Goal: Locate the word "Tilgung" in the entries below, then gather every line that holds it.

Record list:
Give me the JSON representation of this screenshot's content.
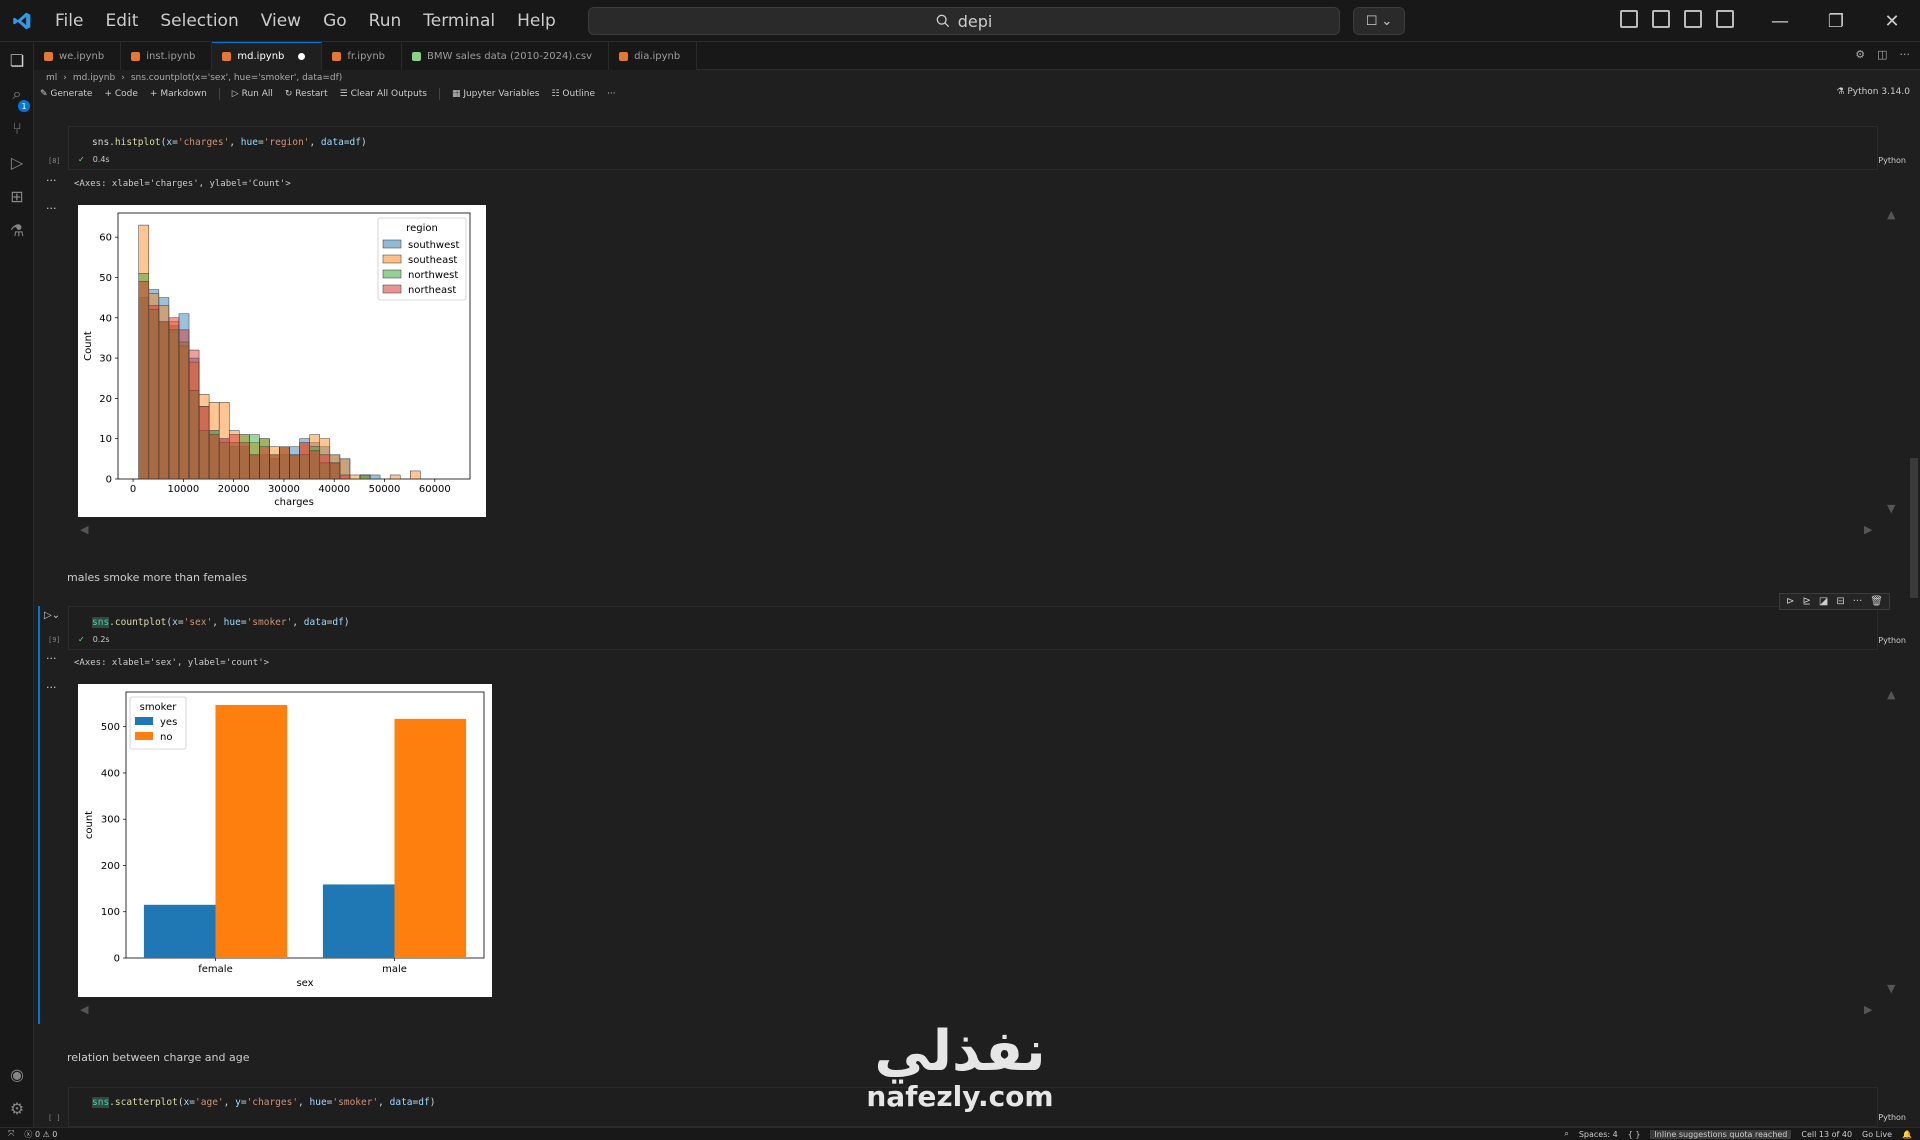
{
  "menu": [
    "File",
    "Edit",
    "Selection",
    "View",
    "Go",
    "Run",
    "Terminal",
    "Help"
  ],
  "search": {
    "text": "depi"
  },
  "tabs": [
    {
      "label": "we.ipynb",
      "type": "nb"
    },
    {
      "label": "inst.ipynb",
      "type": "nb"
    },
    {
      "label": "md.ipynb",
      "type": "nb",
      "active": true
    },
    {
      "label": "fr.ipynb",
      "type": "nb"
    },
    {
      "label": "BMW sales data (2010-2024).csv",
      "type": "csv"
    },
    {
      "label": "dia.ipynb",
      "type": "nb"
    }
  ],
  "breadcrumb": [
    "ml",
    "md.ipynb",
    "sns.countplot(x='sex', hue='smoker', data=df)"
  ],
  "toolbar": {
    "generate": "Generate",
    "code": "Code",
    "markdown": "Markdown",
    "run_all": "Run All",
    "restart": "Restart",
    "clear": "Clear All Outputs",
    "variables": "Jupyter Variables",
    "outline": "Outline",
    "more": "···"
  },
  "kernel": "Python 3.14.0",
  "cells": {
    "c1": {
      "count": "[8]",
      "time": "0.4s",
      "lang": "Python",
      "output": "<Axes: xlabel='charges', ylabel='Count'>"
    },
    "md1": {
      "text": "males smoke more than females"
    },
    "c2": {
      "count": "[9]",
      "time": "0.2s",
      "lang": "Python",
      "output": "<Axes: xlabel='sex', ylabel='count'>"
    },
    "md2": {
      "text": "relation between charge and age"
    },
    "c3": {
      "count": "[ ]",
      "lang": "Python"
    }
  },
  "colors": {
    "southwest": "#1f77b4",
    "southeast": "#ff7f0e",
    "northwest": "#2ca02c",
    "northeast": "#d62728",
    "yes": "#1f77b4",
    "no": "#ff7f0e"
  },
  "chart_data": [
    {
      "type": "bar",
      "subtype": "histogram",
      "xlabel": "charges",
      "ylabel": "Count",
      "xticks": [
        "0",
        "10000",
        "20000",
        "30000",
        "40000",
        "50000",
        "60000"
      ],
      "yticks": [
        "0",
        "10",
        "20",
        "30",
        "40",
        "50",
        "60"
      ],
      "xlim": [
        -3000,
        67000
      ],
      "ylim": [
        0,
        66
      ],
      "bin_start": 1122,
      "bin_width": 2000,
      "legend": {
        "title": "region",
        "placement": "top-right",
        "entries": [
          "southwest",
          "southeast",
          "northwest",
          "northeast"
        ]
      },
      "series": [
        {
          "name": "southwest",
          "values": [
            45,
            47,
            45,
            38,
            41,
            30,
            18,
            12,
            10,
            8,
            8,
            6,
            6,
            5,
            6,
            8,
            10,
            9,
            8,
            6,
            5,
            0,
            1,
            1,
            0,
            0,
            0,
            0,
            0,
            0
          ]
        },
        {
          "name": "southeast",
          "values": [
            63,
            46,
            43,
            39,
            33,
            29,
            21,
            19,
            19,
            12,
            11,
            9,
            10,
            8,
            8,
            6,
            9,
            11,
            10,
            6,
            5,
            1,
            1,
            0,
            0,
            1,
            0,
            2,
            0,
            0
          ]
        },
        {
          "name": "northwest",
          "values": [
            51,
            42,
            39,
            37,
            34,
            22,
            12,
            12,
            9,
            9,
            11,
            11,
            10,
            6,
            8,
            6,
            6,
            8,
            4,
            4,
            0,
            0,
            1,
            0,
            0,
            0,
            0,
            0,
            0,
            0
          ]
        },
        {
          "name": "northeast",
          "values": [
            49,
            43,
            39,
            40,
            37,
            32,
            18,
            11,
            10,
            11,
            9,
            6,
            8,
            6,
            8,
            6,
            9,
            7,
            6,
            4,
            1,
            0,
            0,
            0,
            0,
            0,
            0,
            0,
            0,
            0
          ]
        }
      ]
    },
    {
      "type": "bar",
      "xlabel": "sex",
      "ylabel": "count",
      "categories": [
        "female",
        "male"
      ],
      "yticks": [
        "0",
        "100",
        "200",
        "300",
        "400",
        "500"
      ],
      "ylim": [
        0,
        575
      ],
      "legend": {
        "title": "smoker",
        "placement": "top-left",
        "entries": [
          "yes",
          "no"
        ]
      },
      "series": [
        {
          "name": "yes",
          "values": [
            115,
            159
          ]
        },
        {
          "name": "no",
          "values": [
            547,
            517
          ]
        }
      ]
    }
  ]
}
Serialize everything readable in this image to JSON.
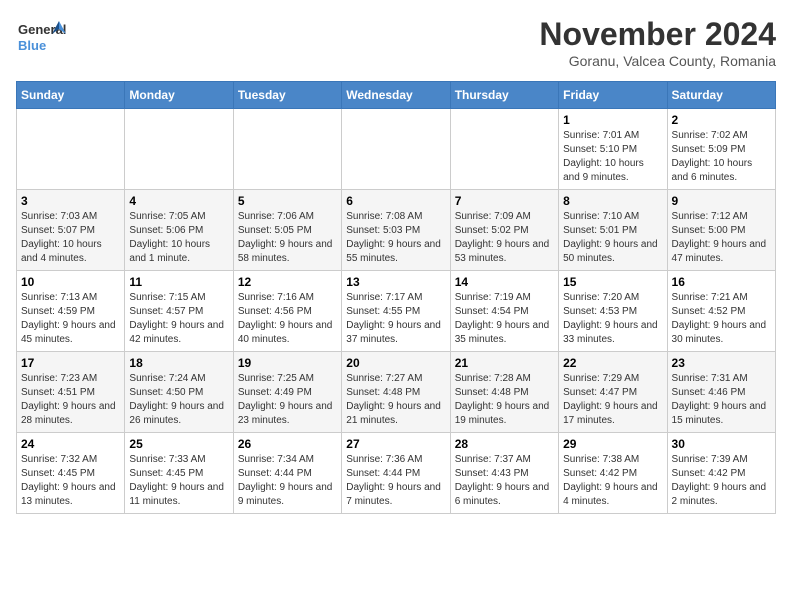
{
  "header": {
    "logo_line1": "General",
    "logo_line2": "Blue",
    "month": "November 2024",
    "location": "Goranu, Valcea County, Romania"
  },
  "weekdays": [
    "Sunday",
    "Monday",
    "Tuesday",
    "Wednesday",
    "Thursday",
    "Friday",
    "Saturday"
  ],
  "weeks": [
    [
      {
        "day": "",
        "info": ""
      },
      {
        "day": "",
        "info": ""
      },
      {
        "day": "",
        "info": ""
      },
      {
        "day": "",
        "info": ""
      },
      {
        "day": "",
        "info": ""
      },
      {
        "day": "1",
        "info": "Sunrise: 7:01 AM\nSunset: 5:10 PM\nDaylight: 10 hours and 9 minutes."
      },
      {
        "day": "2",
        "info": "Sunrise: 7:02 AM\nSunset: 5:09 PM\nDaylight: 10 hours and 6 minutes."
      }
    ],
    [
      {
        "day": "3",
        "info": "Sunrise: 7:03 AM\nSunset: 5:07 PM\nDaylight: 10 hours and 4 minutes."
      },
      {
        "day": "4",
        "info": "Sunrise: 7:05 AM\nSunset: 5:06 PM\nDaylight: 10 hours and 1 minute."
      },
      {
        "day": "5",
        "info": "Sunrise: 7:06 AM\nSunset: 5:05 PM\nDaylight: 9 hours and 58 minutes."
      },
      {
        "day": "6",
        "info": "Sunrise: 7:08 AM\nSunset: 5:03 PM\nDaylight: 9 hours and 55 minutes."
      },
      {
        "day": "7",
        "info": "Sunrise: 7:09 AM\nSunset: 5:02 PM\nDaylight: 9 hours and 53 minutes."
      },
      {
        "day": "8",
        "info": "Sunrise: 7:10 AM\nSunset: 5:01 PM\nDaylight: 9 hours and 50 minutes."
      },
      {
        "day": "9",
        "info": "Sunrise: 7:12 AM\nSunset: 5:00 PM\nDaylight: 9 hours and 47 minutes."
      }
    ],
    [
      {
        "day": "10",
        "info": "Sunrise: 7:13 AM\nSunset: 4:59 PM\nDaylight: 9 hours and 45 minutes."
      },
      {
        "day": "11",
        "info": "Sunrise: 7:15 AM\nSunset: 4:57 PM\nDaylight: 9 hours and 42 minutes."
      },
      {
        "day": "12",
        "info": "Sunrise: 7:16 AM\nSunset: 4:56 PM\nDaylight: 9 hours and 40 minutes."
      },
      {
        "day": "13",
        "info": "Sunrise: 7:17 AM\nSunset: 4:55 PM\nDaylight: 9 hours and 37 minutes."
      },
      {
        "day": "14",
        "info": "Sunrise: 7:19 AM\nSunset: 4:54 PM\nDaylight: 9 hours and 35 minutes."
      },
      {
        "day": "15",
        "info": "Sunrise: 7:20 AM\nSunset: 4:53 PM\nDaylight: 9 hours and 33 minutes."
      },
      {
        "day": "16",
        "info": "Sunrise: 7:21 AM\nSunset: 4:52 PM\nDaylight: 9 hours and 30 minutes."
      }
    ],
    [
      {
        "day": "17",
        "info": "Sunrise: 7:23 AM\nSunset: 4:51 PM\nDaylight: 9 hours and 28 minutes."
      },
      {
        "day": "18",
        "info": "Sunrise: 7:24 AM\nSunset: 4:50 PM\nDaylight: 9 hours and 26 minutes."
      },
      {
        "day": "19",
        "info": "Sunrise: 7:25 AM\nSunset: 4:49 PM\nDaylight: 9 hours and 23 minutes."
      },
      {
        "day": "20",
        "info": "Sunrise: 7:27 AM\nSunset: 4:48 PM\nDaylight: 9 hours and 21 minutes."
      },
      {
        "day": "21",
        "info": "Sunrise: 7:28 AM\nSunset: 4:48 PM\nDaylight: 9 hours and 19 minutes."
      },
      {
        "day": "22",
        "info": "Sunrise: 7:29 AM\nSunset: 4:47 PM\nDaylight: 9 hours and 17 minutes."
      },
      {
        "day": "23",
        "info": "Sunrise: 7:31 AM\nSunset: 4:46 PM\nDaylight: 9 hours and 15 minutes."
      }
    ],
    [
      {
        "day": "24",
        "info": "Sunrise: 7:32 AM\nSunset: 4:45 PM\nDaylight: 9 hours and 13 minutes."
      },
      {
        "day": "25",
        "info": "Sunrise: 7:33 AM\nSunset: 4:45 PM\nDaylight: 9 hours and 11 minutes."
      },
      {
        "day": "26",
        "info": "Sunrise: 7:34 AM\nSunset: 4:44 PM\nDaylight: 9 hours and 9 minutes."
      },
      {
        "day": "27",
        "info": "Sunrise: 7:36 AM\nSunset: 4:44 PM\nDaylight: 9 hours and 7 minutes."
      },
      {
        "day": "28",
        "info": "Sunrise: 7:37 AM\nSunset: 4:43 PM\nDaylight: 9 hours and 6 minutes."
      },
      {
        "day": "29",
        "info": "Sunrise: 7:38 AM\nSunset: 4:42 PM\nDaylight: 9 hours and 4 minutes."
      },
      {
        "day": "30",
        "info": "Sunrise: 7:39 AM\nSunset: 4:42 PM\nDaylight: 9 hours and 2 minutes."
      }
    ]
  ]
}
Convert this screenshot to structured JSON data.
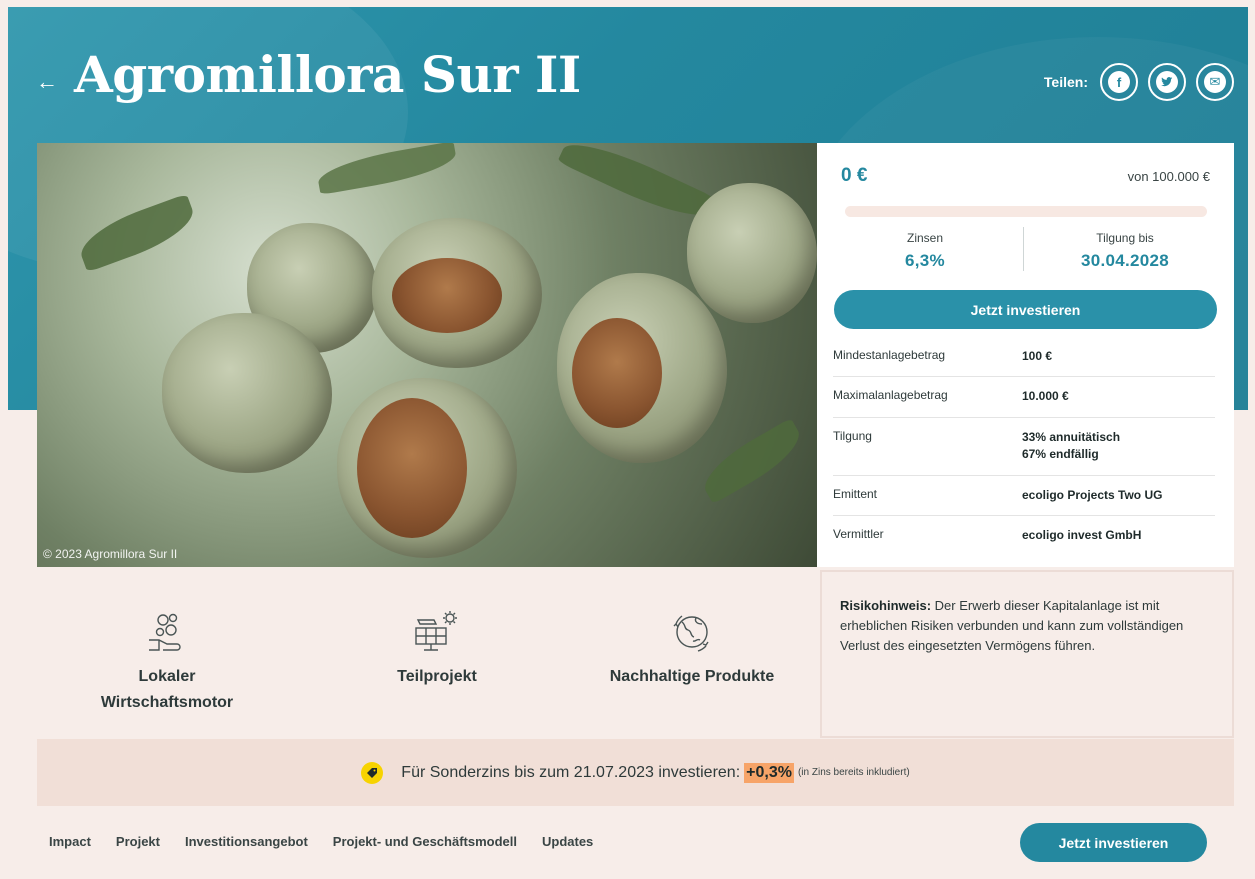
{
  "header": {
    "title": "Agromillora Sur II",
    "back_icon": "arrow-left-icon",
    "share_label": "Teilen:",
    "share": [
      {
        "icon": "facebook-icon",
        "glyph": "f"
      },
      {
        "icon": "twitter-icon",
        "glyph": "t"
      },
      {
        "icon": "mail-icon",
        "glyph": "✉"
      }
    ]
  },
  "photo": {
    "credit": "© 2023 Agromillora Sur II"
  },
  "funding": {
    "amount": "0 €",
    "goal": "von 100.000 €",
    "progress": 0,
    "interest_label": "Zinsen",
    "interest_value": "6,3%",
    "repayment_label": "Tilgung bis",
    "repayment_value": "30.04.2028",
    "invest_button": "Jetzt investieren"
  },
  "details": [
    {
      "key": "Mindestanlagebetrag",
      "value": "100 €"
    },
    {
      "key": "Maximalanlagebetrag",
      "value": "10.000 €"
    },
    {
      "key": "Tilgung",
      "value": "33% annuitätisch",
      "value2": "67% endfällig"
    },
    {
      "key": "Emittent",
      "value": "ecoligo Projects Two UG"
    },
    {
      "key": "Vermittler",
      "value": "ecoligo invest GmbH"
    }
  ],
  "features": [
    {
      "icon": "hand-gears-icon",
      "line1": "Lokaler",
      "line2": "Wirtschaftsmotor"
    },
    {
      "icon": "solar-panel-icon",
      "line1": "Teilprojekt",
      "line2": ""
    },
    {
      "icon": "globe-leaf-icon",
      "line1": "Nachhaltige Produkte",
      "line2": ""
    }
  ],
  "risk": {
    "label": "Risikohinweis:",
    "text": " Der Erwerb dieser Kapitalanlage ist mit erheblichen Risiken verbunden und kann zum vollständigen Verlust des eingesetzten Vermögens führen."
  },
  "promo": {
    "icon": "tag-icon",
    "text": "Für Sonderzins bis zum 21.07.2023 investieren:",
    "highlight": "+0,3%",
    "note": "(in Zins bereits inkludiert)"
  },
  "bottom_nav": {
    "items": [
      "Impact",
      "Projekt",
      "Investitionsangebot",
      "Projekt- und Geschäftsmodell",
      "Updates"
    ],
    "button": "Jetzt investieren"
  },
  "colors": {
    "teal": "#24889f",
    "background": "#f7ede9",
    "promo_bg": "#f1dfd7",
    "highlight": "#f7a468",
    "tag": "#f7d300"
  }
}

In response:
    "repayment_label": "Tilgung bis",
      "key": "Tilgung",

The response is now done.